• [EXERCISE DESCRIPTION]
Copy out all lines with the word "back" in them.

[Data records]
━━━━━━━━━━━━━━━━━━━━━━━━━━━━━━

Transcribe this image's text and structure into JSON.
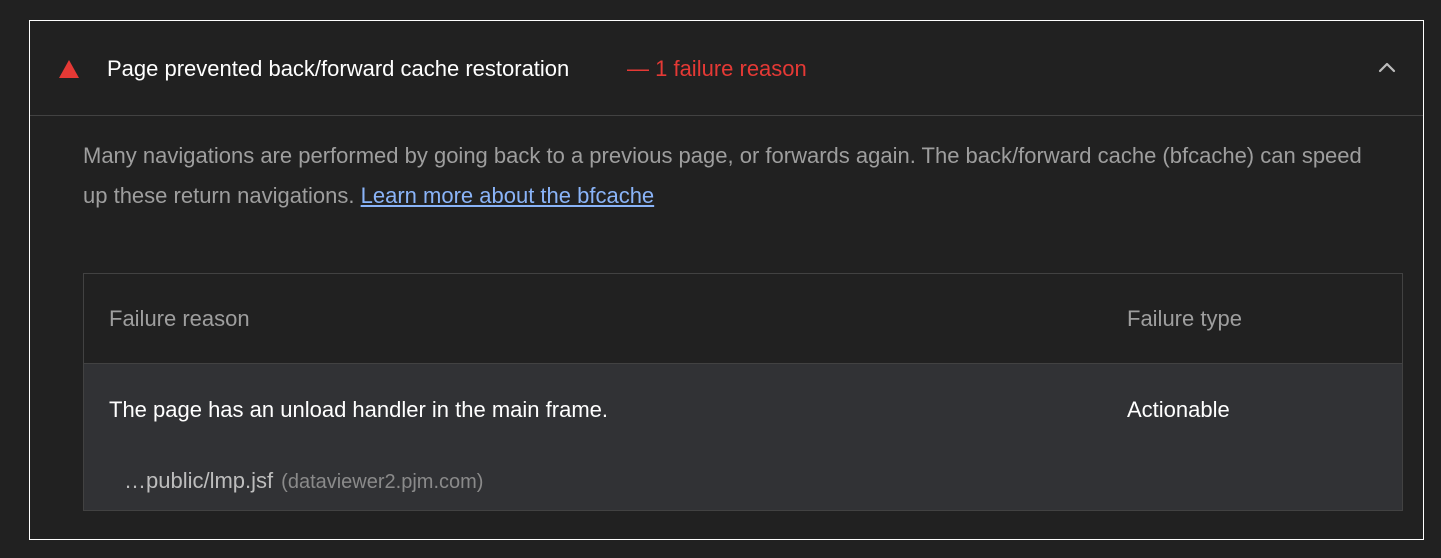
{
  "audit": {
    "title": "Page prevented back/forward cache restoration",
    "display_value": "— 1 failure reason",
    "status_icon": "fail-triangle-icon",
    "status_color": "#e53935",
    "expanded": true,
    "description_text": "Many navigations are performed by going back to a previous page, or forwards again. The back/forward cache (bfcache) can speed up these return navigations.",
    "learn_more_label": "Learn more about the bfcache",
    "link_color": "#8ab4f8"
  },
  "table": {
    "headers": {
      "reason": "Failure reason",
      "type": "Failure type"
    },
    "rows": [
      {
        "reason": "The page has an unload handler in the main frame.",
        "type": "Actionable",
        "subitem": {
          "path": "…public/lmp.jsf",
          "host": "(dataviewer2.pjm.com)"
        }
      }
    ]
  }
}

━━━━━━━━━━━━━━━━━━━━━━━━━━━━━━

• [TASK RESPONSE]
    "title": "Page prevented back/forward cache restoration",
    "description_text": "Many navigations are performed by going back to a previous page, or forwards again. The back/forward cache (bfcache) can speed up these return navigations.",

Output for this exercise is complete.